**YOUR TASK:** The complete listing should be restated exactly.

**DATA RECORDS:**
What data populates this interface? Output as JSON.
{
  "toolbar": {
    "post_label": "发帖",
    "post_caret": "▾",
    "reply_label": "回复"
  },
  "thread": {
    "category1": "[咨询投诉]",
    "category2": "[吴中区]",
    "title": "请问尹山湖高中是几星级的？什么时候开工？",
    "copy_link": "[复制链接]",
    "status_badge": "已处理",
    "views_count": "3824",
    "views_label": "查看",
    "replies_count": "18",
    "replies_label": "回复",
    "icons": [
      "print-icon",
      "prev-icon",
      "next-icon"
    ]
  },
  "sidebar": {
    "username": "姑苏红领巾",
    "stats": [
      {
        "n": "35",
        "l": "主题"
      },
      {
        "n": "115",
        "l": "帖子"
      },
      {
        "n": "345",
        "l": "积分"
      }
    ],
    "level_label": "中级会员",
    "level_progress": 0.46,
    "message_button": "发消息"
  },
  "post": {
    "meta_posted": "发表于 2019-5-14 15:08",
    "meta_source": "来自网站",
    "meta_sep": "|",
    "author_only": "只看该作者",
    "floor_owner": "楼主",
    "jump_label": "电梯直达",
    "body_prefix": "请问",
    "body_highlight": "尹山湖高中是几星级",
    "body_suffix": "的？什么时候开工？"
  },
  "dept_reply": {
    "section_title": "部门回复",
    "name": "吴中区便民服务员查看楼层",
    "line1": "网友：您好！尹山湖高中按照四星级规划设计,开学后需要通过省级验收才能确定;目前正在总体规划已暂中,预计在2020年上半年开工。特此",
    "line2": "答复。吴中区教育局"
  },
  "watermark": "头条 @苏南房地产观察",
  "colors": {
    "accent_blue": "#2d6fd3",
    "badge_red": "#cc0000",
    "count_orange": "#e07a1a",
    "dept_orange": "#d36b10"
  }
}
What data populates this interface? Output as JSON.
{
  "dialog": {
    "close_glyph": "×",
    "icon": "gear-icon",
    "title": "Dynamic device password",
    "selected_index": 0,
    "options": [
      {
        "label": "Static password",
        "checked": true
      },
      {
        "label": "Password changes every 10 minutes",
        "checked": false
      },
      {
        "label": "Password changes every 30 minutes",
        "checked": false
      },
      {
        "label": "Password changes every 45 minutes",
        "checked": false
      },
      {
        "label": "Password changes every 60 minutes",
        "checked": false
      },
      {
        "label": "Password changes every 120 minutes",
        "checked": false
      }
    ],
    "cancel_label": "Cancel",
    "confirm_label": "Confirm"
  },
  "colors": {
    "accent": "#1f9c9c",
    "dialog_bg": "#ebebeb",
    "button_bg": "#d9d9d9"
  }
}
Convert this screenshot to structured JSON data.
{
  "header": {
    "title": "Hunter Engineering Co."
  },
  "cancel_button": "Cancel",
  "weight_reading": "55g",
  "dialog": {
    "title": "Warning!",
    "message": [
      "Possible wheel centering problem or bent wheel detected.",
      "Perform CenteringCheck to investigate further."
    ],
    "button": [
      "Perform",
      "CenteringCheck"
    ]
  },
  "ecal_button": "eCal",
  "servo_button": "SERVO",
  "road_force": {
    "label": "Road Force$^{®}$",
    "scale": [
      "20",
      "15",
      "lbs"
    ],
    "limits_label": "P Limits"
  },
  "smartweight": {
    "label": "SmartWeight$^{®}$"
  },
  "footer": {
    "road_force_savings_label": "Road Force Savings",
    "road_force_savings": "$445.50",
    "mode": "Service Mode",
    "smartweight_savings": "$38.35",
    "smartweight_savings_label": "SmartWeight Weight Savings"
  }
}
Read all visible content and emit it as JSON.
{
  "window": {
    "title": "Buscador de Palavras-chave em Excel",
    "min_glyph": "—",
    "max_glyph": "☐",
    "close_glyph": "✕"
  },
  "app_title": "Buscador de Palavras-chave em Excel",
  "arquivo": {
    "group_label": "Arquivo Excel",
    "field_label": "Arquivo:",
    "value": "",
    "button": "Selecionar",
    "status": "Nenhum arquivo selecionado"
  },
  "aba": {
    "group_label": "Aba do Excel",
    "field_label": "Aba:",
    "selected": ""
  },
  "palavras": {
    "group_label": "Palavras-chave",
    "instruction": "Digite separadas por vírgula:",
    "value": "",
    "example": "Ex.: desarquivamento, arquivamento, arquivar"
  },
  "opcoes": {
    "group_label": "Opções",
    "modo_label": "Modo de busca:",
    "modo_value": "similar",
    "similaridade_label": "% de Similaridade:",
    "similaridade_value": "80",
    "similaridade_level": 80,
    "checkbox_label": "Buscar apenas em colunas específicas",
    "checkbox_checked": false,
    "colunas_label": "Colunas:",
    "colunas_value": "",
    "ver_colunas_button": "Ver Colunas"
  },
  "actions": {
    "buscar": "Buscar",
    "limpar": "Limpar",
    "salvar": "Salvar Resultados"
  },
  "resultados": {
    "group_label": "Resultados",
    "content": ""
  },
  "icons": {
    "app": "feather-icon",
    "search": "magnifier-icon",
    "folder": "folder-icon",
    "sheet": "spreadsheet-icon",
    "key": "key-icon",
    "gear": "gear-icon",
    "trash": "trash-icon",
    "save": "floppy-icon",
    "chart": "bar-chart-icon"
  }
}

**CORRECT OUTPUT:**
What data populates this interface? Output as JSON.
{
  "toolbar": {
    "post_label": "发帖",
    "post_caret": "▾",
    "reply_label": "回复"
  },
  "thread": {
    "category1": "[咨询投诉]",
    "category2": "[吴中区]",
    "title": "请问尹山湖高中是几星级的？什么时候开工？",
    "copy_link": "[复制链接]",
    "status_badge": "已处理",
    "views_count": "3824",
    "views_label": "查看",
    "replies_count": "18",
    "replies_label": "回复",
    "icons": [
      "print-icon",
      "prev-icon",
      "next-icon"
    ]
  },
  "sidebar": {
    "username": "姑苏红领巾",
    "stats": [
      {
        "n": "35",
        "l": "主题"
      },
      {
        "n": "115",
        "l": "帖子"
      },
      {
        "n": "345",
        "l": "积分"
      }
    ],
    "level_label": "中级会员",
    "level_progress": 0.46,
    "message_button": "发消息"
  },
  "post": {
    "meta_posted": "发表于 2019-5-14 15:08",
    "meta_source": "来自网站",
    "meta_sep": "|",
    "author_only": "只看该作者",
    "floor_owner": "楼主",
    "jump_label": "电梯直达",
    "body_prefix": "请问",
    "body_highlight": "尹山湖高中是几星级",
    "body_suffix": "的？什么时候开工？"
  },
  "dept_reply": {
    "section_title": "部门回复",
    "name": "吴中区便民服务员查看楼层",
    "line1": "网友：您好！尹山湖高中按照四星级规划设计,开学后需要通过省级验收才能确定;目前正在总体规划已暂中,预计在2020年上半年开工。特此",
    "line2": "答复。吴中区教育局"
  },
  "watermark": "头条 @苏南房地产观察",
  "colors": {
    "accent_blue": "#2d6fd3",
    "badge_red": "#cc0000",
    "count_orange": "#e07a1a",
    "dept_orange": "#d36b10"
  }
}
What data populates this interface? Output as JSON.
{
  "dialog": {
    "close_glyph": "×",
    "icon": "gear-icon",
    "title": "Dynamic device password",
    "selected_index": 0,
    "options": [
      {
        "label": "Static password",
        "checked": true
      },
      {
        "label": "Password changes every 10 minutes",
        "checked": false
      },
      {
        "label": "Password changes every 30 minutes",
        "checked": false
      },
      {
        "label": "Password changes every 45 minutes",
        "checked": false
      },
      {
        "label": "Password changes every 60 minutes",
        "checked": false
      },
      {
        "label": "Password changes every 120 minutes",
        "checked": false
      }
    ],
    "cancel_label": "Cancel",
    "confirm_label": "Confirm"
  },
  "colors": {
    "accent": "#1f9c9c",
    "dialog_bg": "#ebebeb",
    "button_bg": "#d9d9d9"
  }
}
Convert this screenshot to structured JSON data.
{
  "header": {
    "title": "Hunter Engineering Co."
  },
  "cancel_button": "Cancel",
  "weight_reading": "55g",
  "dialog": {
    "title": "Warning!",
    "message": [
      "Possible wheel centering problem or bent wheel detected.",
      "Perform CenteringCheck to investigate further."
    ],
    "button": [
      "Perform",
      "CenteringCheck"
    ]
  },
  "ecal_button": "eCal",
  "servo_button": "SERVO",
  "road_force": {
    "label": "Road Force$^{®}$",
    "scale": [
      "20",
      "15",
      "lbs"
    ],
    "limits_label": "P Limits"
  },
  "smartweight": {
    "label": "SmartWeight$^{®}$"
  },
  "footer": {
    "road_force_savings_label": "Road Force Savings",
    "road_force_savings": "$445.50",
    "mode": "Service Mode",
    "smartweight_savings": "$38.35",
    "smartweight_savings_label": "SmartWeight Weight Savings"
  }
}
Read all visible content and emit it as JSON.
{
  "window": {
    "title": "Buscador de Palavras-chave em Excel",
    "min_glyph": "—",
    "max_glyph": "☐",
    "close_glyph": "✕"
  },
  "app_title": "Buscador de Palavras-chave em Excel",
  "arquivo": {
    "group_label": "Arquivo Excel",
    "field_label": "Arquivo:",
    "value": "",
    "button": "Selecionar",
    "status": "Nenhum arquivo selecionado"
  },
  "aba": {
    "group_label": "Aba do Excel",
    "field_label": "Aba:",
    "selected": ""
  },
  "palavras": {
    "group_label": "Palavras-chave",
    "instruction": "Digite separadas por vírgula:",
    "value": "",
    "example": "Ex.: desarquivamento, arquivamento, arquivar"
  },
  "opcoes": {
    "group_label": "Opções",
    "modo_label": "Modo de busca:",
    "modo_value": "similar",
    "similaridade_label": "% de Similaridade:",
    "similaridade_value": "80",
    "similaridade_level": 80,
    "checkbox_label": "Buscar apenas em colunas específicas",
    "checkbox_checked": false,
    "colunas_label": "Colunas:",
    "colunas_value": "",
    "ver_colunas_button": "Ver Colunas"
  },
  "actions": {
    "buscar": "Buscar",
    "limpar": "Limpar",
    "salvar": "Salvar Resultados"
  },
  "resultados": {
    "group_label": "Resultados",
    "content": ""
  },
  "icons": {
    "app": "feather-icon",
    "search": "magnifier-icon",
    "folder": "folder-icon",
    "sheet": "spreadsheet-icon",
    "key": "key-icon",
    "gear": "gear-icon",
    "trash": "trash-icon",
    "save": "floppy-icon",
    "chart": "bar-chart-icon"
  }
}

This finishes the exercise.